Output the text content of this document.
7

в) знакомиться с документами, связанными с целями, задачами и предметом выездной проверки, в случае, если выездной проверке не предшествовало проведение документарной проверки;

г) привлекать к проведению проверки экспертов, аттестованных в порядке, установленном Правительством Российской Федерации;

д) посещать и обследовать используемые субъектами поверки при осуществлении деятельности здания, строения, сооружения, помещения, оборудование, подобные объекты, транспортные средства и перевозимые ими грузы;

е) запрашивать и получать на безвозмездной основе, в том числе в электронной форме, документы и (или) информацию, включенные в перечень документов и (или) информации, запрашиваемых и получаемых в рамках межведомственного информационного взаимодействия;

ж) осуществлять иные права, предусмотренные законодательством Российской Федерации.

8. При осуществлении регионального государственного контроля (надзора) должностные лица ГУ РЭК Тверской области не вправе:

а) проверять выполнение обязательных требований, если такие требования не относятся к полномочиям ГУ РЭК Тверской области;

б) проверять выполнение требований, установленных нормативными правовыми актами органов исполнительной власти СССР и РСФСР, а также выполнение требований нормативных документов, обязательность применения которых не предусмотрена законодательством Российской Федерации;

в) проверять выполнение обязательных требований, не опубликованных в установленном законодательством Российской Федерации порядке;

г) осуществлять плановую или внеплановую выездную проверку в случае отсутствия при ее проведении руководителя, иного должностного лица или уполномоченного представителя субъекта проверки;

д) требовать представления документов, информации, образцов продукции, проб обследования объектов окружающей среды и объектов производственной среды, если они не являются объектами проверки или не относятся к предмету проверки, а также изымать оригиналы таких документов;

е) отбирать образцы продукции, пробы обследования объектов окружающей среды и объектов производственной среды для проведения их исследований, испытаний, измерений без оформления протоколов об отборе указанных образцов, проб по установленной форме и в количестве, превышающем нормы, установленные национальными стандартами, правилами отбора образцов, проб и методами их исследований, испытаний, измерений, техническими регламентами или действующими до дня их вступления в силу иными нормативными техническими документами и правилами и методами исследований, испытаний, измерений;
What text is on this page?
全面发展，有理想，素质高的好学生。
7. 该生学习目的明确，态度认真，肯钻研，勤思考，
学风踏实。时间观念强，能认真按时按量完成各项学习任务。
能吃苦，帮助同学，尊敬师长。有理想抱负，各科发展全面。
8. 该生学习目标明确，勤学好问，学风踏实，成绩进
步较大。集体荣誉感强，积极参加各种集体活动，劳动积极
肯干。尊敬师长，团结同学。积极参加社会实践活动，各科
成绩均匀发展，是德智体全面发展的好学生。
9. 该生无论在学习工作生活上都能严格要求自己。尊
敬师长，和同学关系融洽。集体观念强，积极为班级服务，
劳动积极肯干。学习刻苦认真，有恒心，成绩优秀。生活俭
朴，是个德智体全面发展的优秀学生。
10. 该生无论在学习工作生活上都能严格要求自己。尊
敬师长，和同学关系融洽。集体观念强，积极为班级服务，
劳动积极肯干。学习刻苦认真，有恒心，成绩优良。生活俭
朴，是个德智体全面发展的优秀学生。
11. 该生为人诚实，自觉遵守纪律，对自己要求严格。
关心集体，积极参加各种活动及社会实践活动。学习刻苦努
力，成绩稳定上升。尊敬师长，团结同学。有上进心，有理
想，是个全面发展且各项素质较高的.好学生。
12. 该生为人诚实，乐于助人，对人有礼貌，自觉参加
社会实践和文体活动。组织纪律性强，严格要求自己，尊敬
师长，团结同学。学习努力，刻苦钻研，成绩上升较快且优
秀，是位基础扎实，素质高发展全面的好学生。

**TASK GOAL**
Above are some records; repeat all of them exactly.

**SOLVED PROBLEM**
Output the text content of this document.
7

в) знакомиться с документами, связанными с целями, задачами и предметом выездной проверки, в случае, если выездной проверке не предшествовало проведение документарной проверки;

г) привлекать к проведению проверки экспертов, аттестованных в порядке, установленном Правительством Российской Федерации;

д) посещать и обследовать используемые субъектами поверки при осуществлении деятельности здания, строения, сооружения, помещения, оборудование, подобные объекты, транспортные средства и перевозимые ими грузы;

е) запрашивать и получать на безвозмездной основе, в том числе в электронной форме, документы и (или) информацию, включенные в перечень документов и (или) информации, запрашиваемых и получаемых в рамках межведомственного информационного взаимодействия;

ж) осуществлять иные права, предусмотренные законодательством Российской Федерации.

8. При осуществлении регионального государственного контроля (надзора) должностные лица ГУ РЭК Тверской области не вправе:

а) проверять выполнение обязательных требований, если такие требования не относятся к полномочиям ГУ РЭК Тверской области;

б) проверять выполнение требований, установленных нормативными правовыми актами органов исполнительной власти СССР и РСФСР, а также выполнение требований нормативных документов, обязательность применения которых не предусмотрена законодательством Российской Федерации;

в) проверять выполнение обязательных требований, не опубликованных в установленном законодательством Российской Федерации порядке;

г) осуществлять плановую или внеплановую выездную проверку в случае отсутствия при ее проведении руководителя, иного должностного лица или уполномоченного представителя субъекта проверки;

д) требовать представления документов, информации, образцов продукции, проб обследования объектов окружающей среды и объектов производственной среды, если они не являются объектами проверки или не относятся к предмету проверки, а также изымать оригиналы таких документов;

е) отбирать образцы продукции, пробы обследования объектов окружающей среды и объектов производственной среды для проведения их исследований, испытаний, измерений без оформления протоколов об отборе указанных образцов, проб по установленной форме и в количестве, превышающем нормы, установленные национальными стандартами, правилами отбора образцов, проб и методами их исследований, испытаний, измерений, техническими регламентами или действующими до дня их вступления в силу иными нормативными техническими документами и правилами и методами исследований, испытаний, измерений;
What text is on this page?
全面发展，有理想，素质高的好学生。
7. 该生学习目的明确，态度认真，肯钻研，勤思考，
学风踏实。时间观念强，能认真按时按量完成各项学习任务。
能吃苦，帮助同学，尊敬师长。有理想抱负，各科发展全面。
8. 该生学习目标明确，勤学好问，学风踏实，成绩进
步较大。集体荣誉感强，积极参加各种集体活动，劳动积极
肯干。尊敬师长，团结同学。积极参加社会实践活动，各科
成绩均匀发展，是德智体全面发展的好学生。
9. 该生无论在学习工作生活上都能严格要求自己。尊
敬师长，和同学关系融洽。集体观念强，积极为班级服务，
劳动积极肯干。学习刻苦认真，有恒心，成绩优秀。生活俭
朴，是个德智体全面发展的优秀学生。
10. 该生无论在学习工作生活上都能严格要求自己。尊
敬师长，和同学关系融洽。集体观念强，积极为班级服务，
劳动积极肯干。学习刻苦认真，有恒心，成绩优良。生活俭
朴，是个德智体全面发展的优秀学生。
11. 该生为人诚实，自觉遵守纪律，对自己要求严格。
关心集体，积极参加各种活动及社会实践活动。学习刻苦努
力，成绩稳定上升。尊敬师长，团结同学。有上进心，有理
想，是个全面发展且各项素质较高的.好学生。
12. 该生为人诚实，乐于助人，对人有礼貌，自觉参加
社会实践和文体活动。组织纪律性强，严格要求自己，尊敬
师长，团结同学。学习努力，刻苦钻研，成绩上升较快且优
秀，是位基础扎实，素质高发展全面的好学生。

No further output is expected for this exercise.